# [The task]
With the images removed, repeat the data below exactly.

# [Supplied data]
---------------
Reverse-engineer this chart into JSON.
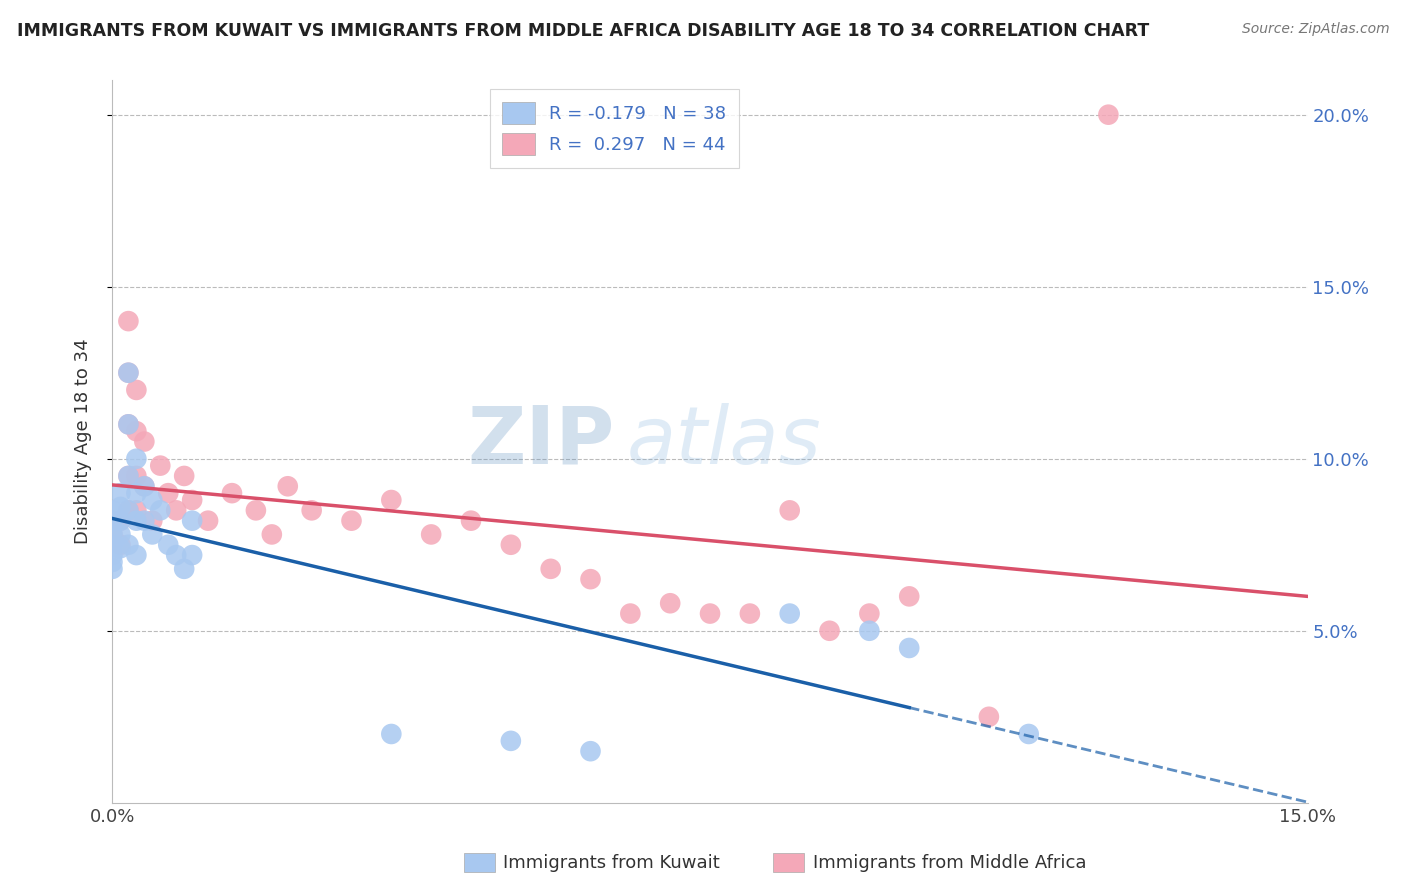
{
  "title": "IMMIGRANTS FROM KUWAIT VS IMMIGRANTS FROM MIDDLE AFRICA DISABILITY AGE 18 TO 34 CORRELATION CHART",
  "source": "Source: ZipAtlas.com",
  "ylabel": "Disability Age 18 to 34",
  "r_kuwait": -0.179,
  "n_kuwait": 38,
  "r_africa": 0.297,
  "n_africa": 44,
  "legend_label_1": "Immigrants from Kuwait",
  "legend_label_2": "Immigrants from Middle Africa",
  "color_kuwait": "#a8c8f0",
  "color_africa": "#f4a8b8",
  "line_color_kuwait": "#1a5fa8",
  "line_color_africa": "#d9506a",
  "watermark_zip": "ZIP",
  "watermark_atlas": "atlas",
  "xlim": [
    0.0,
    0.15
  ],
  "ylim": [
    0.0,
    0.21
  ],
  "kuwait_points": [
    [
      0.0,
      0.085
    ],
    [
      0.0,
      0.082
    ],
    [
      0.0,
      0.078
    ],
    [
      0.0,
      0.075
    ],
    [
      0.0,
      0.072
    ],
    [
      0.0,
      0.07
    ],
    [
      0.0,
      0.068
    ],
    [
      0.001,
      0.09
    ],
    [
      0.001,
      0.086
    ],
    [
      0.001,
      0.082
    ],
    [
      0.001,
      0.078
    ],
    [
      0.001,
      0.074
    ],
    [
      0.002,
      0.125
    ],
    [
      0.002,
      0.11
    ],
    [
      0.002,
      0.095
    ],
    [
      0.002,
      0.085
    ],
    [
      0.002,
      0.075
    ],
    [
      0.003,
      0.1
    ],
    [
      0.003,
      0.09
    ],
    [
      0.003,
      0.082
    ],
    [
      0.003,
      0.072
    ],
    [
      0.004,
      0.092
    ],
    [
      0.004,
      0.082
    ],
    [
      0.005,
      0.088
    ],
    [
      0.005,
      0.078
    ],
    [
      0.006,
      0.085
    ],
    [
      0.007,
      0.075
    ],
    [
      0.008,
      0.072
    ],
    [
      0.009,
      0.068
    ],
    [
      0.01,
      0.082
    ],
    [
      0.01,
      0.072
    ],
    [
      0.035,
      0.02
    ],
    [
      0.05,
      0.018
    ],
    [
      0.06,
      0.015
    ],
    [
      0.085,
      0.055
    ],
    [
      0.095,
      0.05
    ],
    [
      0.1,
      0.045
    ],
    [
      0.115,
      0.02
    ]
  ],
  "africa_points": [
    [
      0.0,
      0.082
    ],
    [
      0.0,
      0.078
    ],
    [
      0.001,
      0.082
    ],
    [
      0.001,
      0.075
    ],
    [
      0.002,
      0.14
    ],
    [
      0.002,
      0.125
    ],
    [
      0.002,
      0.11
    ],
    [
      0.002,
      0.095
    ],
    [
      0.002,
      0.085
    ],
    [
      0.003,
      0.12
    ],
    [
      0.003,
      0.108
    ],
    [
      0.003,
      0.095
    ],
    [
      0.003,
      0.085
    ],
    [
      0.004,
      0.105
    ],
    [
      0.004,
      0.092
    ],
    [
      0.005,
      0.082
    ],
    [
      0.006,
      0.098
    ],
    [
      0.007,
      0.09
    ],
    [
      0.008,
      0.085
    ],
    [
      0.009,
      0.095
    ],
    [
      0.01,
      0.088
    ],
    [
      0.012,
      0.082
    ],
    [
      0.015,
      0.09
    ],
    [
      0.018,
      0.085
    ],
    [
      0.02,
      0.078
    ],
    [
      0.022,
      0.092
    ],
    [
      0.025,
      0.085
    ],
    [
      0.03,
      0.082
    ],
    [
      0.035,
      0.088
    ],
    [
      0.04,
      0.078
    ],
    [
      0.045,
      0.082
    ],
    [
      0.05,
      0.075
    ],
    [
      0.055,
      0.068
    ],
    [
      0.06,
      0.065
    ],
    [
      0.065,
      0.055
    ],
    [
      0.07,
      0.058
    ],
    [
      0.075,
      0.055
    ],
    [
      0.08,
      0.055
    ],
    [
      0.085,
      0.085
    ],
    [
      0.09,
      0.05
    ],
    [
      0.095,
      0.055
    ],
    [
      0.1,
      0.06
    ],
    [
      0.125,
      0.2
    ],
    [
      0.11,
      0.025
    ]
  ]
}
---------------
# [Task response]
Reverse-engineer this chart into JSON.
{
  "title": "IMMIGRANTS FROM KUWAIT VS IMMIGRANTS FROM MIDDLE AFRICA DISABILITY AGE 18 TO 34 CORRELATION CHART",
  "source": "Source: ZipAtlas.com",
  "ylabel": "Disability Age 18 to 34",
  "r_kuwait": -0.179,
  "n_kuwait": 38,
  "r_africa": 0.297,
  "n_africa": 44,
  "legend_label_1": "Immigrants from Kuwait",
  "legend_label_2": "Immigrants from Middle Africa",
  "color_kuwait": "#a8c8f0",
  "color_africa": "#f4a8b8",
  "line_color_kuwait": "#1a5fa8",
  "line_color_africa": "#d9506a",
  "watermark_zip": "ZIP",
  "watermark_atlas": "atlas",
  "xlim": [
    0.0,
    0.15
  ],
  "ylim": [
    0.0,
    0.21
  ],
  "kuwait_points": [
    [
      0.0,
      0.085
    ],
    [
      0.0,
      0.082
    ],
    [
      0.0,
      0.078
    ],
    [
      0.0,
      0.075
    ],
    [
      0.0,
      0.072
    ],
    [
      0.0,
      0.07
    ],
    [
      0.0,
      0.068
    ],
    [
      0.001,
      0.09
    ],
    [
      0.001,
      0.086
    ],
    [
      0.001,
      0.082
    ],
    [
      0.001,
      0.078
    ],
    [
      0.001,
      0.074
    ],
    [
      0.002,
      0.125
    ],
    [
      0.002,
      0.11
    ],
    [
      0.002,
      0.095
    ],
    [
      0.002,
      0.085
    ],
    [
      0.002,
      0.075
    ],
    [
      0.003,
      0.1
    ],
    [
      0.003,
      0.09
    ],
    [
      0.003,
      0.082
    ],
    [
      0.003,
      0.072
    ],
    [
      0.004,
      0.092
    ],
    [
      0.004,
      0.082
    ],
    [
      0.005,
      0.088
    ],
    [
      0.005,
      0.078
    ],
    [
      0.006,
      0.085
    ],
    [
      0.007,
      0.075
    ],
    [
      0.008,
      0.072
    ],
    [
      0.009,
      0.068
    ],
    [
      0.01,
      0.082
    ],
    [
      0.01,
      0.072
    ],
    [
      0.035,
      0.02
    ],
    [
      0.05,
      0.018
    ],
    [
      0.06,
      0.015
    ],
    [
      0.085,
      0.055
    ],
    [
      0.095,
      0.05
    ],
    [
      0.1,
      0.045
    ],
    [
      0.115,
      0.02
    ]
  ],
  "africa_points": [
    [
      0.0,
      0.082
    ],
    [
      0.0,
      0.078
    ],
    [
      0.001,
      0.082
    ],
    [
      0.001,
      0.075
    ],
    [
      0.002,
      0.14
    ],
    [
      0.002,
      0.125
    ],
    [
      0.002,
      0.11
    ],
    [
      0.002,
      0.095
    ],
    [
      0.002,
      0.085
    ],
    [
      0.003,
      0.12
    ],
    [
      0.003,
      0.108
    ],
    [
      0.003,
      0.095
    ],
    [
      0.003,
      0.085
    ],
    [
      0.004,
      0.105
    ],
    [
      0.004,
      0.092
    ],
    [
      0.005,
      0.082
    ],
    [
      0.006,
      0.098
    ],
    [
      0.007,
      0.09
    ],
    [
      0.008,
      0.085
    ],
    [
      0.009,
      0.095
    ],
    [
      0.01,
      0.088
    ],
    [
      0.012,
      0.082
    ],
    [
      0.015,
      0.09
    ],
    [
      0.018,
      0.085
    ],
    [
      0.02,
      0.078
    ],
    [
      0.022,
      0.092
    ],
    [
      0.025,
      0.085
    ],
    [
      0.03,
      0.082
    ],
    [
      0.035,
      0.088
    ],
    [
      0.04,
      0.078
    ],
    [
      0.045,
      0.082
    ],
    [
      0.05,
      0.075
    ],
    [
      0.055,
      0.068
    ],
    [
      0.06,
      0.065
    ],
    [
      0.065,
      0.055
    ],
    [
      0.07,
      0.058
    ],
    [
      0.075,
      0.055
    ],
    [
      0.08,
      0.055
    ],
    [
      0.085,
      0.085
    ],
    [
      0.09,
      0.05
    ],
    [
      0.095,
      0.055
    ],
    [
      0.1,
      0.06
    ],
    [
      0.125,
      0.2
    ],
    [
      0.11,
      0.025
    ]
  ]
}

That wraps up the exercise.